# Written exercise:
Print all the data, keeping every line exactly as it is.

[Stored items]
:::

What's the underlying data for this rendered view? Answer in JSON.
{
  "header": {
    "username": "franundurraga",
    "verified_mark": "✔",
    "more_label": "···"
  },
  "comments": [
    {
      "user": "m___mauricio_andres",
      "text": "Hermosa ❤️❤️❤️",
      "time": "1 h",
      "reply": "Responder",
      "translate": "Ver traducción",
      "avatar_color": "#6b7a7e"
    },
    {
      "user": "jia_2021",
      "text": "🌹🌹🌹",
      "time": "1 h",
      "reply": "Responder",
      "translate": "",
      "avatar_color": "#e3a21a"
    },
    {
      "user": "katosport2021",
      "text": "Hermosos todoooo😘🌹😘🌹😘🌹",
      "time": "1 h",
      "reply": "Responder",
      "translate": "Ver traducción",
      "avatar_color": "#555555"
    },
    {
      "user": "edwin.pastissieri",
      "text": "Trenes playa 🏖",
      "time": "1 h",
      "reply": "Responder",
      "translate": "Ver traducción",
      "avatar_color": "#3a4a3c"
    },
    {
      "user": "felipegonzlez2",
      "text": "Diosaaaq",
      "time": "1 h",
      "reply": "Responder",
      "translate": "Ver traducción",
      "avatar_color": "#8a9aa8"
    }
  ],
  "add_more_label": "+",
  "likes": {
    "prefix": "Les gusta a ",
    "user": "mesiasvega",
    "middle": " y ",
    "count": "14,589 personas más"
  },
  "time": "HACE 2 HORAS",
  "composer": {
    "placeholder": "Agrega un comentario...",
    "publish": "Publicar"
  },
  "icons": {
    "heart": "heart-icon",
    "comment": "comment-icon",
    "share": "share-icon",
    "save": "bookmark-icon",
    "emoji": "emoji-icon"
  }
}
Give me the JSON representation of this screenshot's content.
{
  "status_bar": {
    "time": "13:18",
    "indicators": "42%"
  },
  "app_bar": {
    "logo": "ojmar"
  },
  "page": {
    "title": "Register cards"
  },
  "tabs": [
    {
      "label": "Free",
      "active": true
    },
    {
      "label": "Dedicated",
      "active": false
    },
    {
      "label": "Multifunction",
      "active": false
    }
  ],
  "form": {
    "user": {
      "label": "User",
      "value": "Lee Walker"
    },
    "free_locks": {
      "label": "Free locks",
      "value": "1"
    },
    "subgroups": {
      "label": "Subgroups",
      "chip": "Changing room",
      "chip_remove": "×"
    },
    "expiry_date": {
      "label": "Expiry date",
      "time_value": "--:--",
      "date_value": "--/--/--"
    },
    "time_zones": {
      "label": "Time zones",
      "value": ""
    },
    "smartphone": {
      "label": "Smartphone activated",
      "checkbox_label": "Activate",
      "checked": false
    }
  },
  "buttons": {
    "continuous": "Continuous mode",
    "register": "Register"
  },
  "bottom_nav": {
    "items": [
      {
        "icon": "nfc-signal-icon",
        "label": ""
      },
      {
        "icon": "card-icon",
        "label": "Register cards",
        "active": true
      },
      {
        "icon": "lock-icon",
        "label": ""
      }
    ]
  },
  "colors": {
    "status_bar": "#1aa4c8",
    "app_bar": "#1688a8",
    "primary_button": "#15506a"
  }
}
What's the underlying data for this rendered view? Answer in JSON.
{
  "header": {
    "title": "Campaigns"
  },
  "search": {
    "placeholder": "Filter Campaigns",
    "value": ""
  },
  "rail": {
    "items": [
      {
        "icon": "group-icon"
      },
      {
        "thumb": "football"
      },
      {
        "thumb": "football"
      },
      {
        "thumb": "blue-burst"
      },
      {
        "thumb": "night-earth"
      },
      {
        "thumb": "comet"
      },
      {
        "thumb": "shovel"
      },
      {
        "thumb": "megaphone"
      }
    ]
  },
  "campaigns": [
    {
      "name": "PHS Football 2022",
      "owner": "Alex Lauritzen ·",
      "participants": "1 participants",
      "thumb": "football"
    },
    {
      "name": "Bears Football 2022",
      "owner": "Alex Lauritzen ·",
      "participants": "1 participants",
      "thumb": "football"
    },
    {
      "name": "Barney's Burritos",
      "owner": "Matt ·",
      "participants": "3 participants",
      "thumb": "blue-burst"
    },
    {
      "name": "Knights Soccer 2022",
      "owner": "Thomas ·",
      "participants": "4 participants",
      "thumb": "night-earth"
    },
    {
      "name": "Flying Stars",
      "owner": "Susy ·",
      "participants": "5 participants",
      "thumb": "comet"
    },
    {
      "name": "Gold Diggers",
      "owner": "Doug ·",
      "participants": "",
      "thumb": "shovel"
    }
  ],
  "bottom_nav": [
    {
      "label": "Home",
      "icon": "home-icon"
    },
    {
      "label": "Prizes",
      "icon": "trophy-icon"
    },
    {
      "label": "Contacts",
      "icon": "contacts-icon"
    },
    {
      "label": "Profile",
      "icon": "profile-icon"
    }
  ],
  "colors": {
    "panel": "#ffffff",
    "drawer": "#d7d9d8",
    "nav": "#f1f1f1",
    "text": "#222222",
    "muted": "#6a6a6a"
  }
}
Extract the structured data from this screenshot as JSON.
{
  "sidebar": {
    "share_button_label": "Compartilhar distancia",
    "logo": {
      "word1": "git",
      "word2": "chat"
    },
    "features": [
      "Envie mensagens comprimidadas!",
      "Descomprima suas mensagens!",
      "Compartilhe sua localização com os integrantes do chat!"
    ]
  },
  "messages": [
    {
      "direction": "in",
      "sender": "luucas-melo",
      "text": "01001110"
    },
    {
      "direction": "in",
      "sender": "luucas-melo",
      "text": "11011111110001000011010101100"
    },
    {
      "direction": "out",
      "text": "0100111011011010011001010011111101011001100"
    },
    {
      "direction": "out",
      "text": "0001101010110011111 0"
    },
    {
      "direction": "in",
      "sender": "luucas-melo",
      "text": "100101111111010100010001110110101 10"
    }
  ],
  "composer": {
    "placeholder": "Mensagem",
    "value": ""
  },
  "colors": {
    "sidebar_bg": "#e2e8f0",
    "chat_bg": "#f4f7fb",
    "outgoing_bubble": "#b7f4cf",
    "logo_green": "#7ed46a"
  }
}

:::

# Complete answer:
What's the underlying data for this rendered view? Answer in JSON.
{
  "header": {
    "username": "franundurraga",
    "verified_mark": "✔",
    "more_label": "···"
  },
  "comments": [
    {
      "user": "m___mauricio_andres",
      "text": "Hermosa ❤️❤️❤️",
      "time": "1 h",
      "reply": "Responder",
      "translate": "Ver traducción",
      "avatar_color": "#6b7a7e"
    },
    {
      "user": "jia_2021",
      "text": "🌹🌹🌹",
      "time": "1 h",
      "reply": "Responder",
      "translate": "",
      "avatar_color": "#e3a21a"
    },
    {
      "user": "katosport2021",
      "text": "Hermosos todoooo😘🌹😘🌹😘🌹",
      "time": "1 h",
      "reply": "Responder",
      "translate": "Ver traducción",
      "avatar_color": "#555555"
    },
    {
      "user": "edwin.pastissieri",
      "text": "Trenes playa 🏖",
      "time": "1 h",
      "reply": "Responder",
      "translate": "Ver traducción",
      "avatar_color": "#3a4a3c"
    },
    {
      "user": "felipegonzlez2",
      "text": "Diosaaaq",
      "time": "1 h",
      "reply": "Responder",
      "translate": "Ver traducción",
      "avatar_color": "#8a9aa8"
    }
  ],
  "add_more_label": "+",
  "likes": {
    "prefix": "Les gusta a ",
    "user": "mesiasvega",
    "middle": " y ",
    "count": "14,589 personas más"
  },
  "time": "HACE 2 HORAS",
  "composer": {
    "placeholder": "Agrega un comentario...",
    "publish": "Publicar"
  },
  "icons": {
    "heart": "heart-icon",
    "comment": "comment-icon",
    "share": "share-icon",
    "save": "bookmark-icon",
    "emoji": "emoji-icon"
  }
}
Give me the JSON representation of this screenshot's content.
{
  "status_bar": {
    "time": "13:18",
    "indicators": "42%"
  },
  "app_bar": {
    "logo": "ojmar"
  },
  "page": {
    "title": "Register cards"
  },
  "tabs": [
    {
      "label": "Free",
      "active": true
    },
    {
      "label": "Dedicated",
      "active": false
    },
    {
      "label": "Multifunction",
      "active": false
    }
  ],
  "form": {
    "user": {
      "label": "User",
      "value": "Lee Walker"
    },
    "free_locks": {
      "label": "Free locks",
      "value": "1"
    },
    "subgroups": {
      "label": "Subgroups",
      "chip": "Changing room",
      "chip_remove": "×"
    },
    "expiry_date": {
      "label": "Expiry date",
      "time_value": "--:--",
      "date_value": "--/--/--"
    },
    "time_zones": {
      "label": "Time zones",
      "value": ""
    },
    "smartphone": {
      "label": "Smartphone activated",
      "checkbox_label": "Activate",
      "checked": false
    }
  },
  "buttons": {
    "continuous": "Continuous mode",
    "register": "Register"
  },
  "bottom_nav": {
    "items": [
      {
        "icon": "nfc-signal-icon",
        "label": ""
      },
      {
        "icon": "card-icon",
        "label": "Register cards",
        "active": true
      },
      {
        "icon": "lock-icon",
        "label": ""
      }
    ]
  },
  "colors": {
    "status_bar": "#1aa4c8",
    "app_bar": "#1688a8",
    "primary_button": "#15506a"
  }
}
What's the underlying data for this rendered view? Answer in JSON.
{
  "header": {
    "title": "Campaigns"
  },
  "search": {
    "placeholder": "Filter Campaigns",
    "value": ""
  },
  "rail": {
    "items": [
      {
        "icon": "group-icon"
      },
      {
        "thumb": "football"
      },
      {
        "thumb": "football"
      },
      {
        "thumb": "blue-burst"
      },
      {
        "thumb": "night-earth"
      },
      {
        "thumb": "comet"
      },
      {
        "thumb": "shovel"
      },
      {
        "thumb": "megaphone"
      }
    ]
  },
  "campaigns": [
    {
      "name": "PHS Football 2022",
      "owner": "Alex Lauritzen ·",
      "participants": "1 participants",
      "thumb": "football"
    },
    {
      "name": "Bears Football 2022",
      "owner": "Alex Lauritzen ·",
      "participants": "1 participants",
      "thumb": "football"
    },
    {
      "name": "Barney's Burritos",
      "owner": "Matt ·",
      "participants": "3 participants",
      "thumb": "blue-burst"
    },
    {
      "name": "Knights Soccer 2022",
      "owner": "Thomas ·",
      "participants": "4 participants",
      "thumb": "night-earth"
    },
    {
      "name": "Flying Stars",
      "owner": "Susy ·",
      "participants": "5 participants",
      "thumb": "comet"
    },
    {
      "name": "Gold Diggers",
      "owner": "Doug ·",
      "participants": "",
      "thumb": "shovel"
    }
  ],
  "bottom_nav": [
    {
      "label": "Home",
      "icon": "home-icon"
    },
    {
      "label": "Prizes",
      "icon": "trophy-icon"
    },
    {
      "label": "Contacts",
      "icon": "contacts-icon"
    },
    {
      "label": "Profile",
      "icon": "profile-icon"
    }
  ],
  "colors": {
    "panel": "#ffffff",
    "drawer": "#d7d9d8",
    "nav": "#f1f1f1",
    "text": "#222222",
    "muted": "#6a6a6a"
  }
}
Extract the structured data from this screenshot as JSON.
{
  "sidebar": {
    "share_button_label": "Compartilhar distancia",
    "logo": {
      "word1": "git",
      "word2": "chat"
    },
    "features": [
      "Envie mensagens comprimidadas!",
      "Descomprima suas mensagens!",
      "Compartilhe sua localização com os integrantes do chat!"
    ]
  },
  "messages": [
    {
      "direction": "in",
      "sender": "luucas-melo",
      "text": "01001110"
    },
    {
      "direction": "in",
      "sender": "luucas-melo",
      "text": "11011111110001000011010101100"
    },
    {
      "direction": "out",
      "text": "0100111011011010011001010011111101011001100"
    },
    {
      "direction": "out",
      "text": "0001101010110011111 0"
    },
    {
      "direction": "in",
      "sender": "luucas-melo",
      "text": "100101111111010100010001110110101 10"
    }
  ],
  "composer": {
    "placeholder": "Mensagem",
    "value": ""
  },
  "colors": {
    "sidebar_bg": "#e2e8f0",
    "chat_bg": "#f4f7fb",
    "outgoing_bubble": "#b7f4cf",
    "logo_green": "#7ed46a"
  }
}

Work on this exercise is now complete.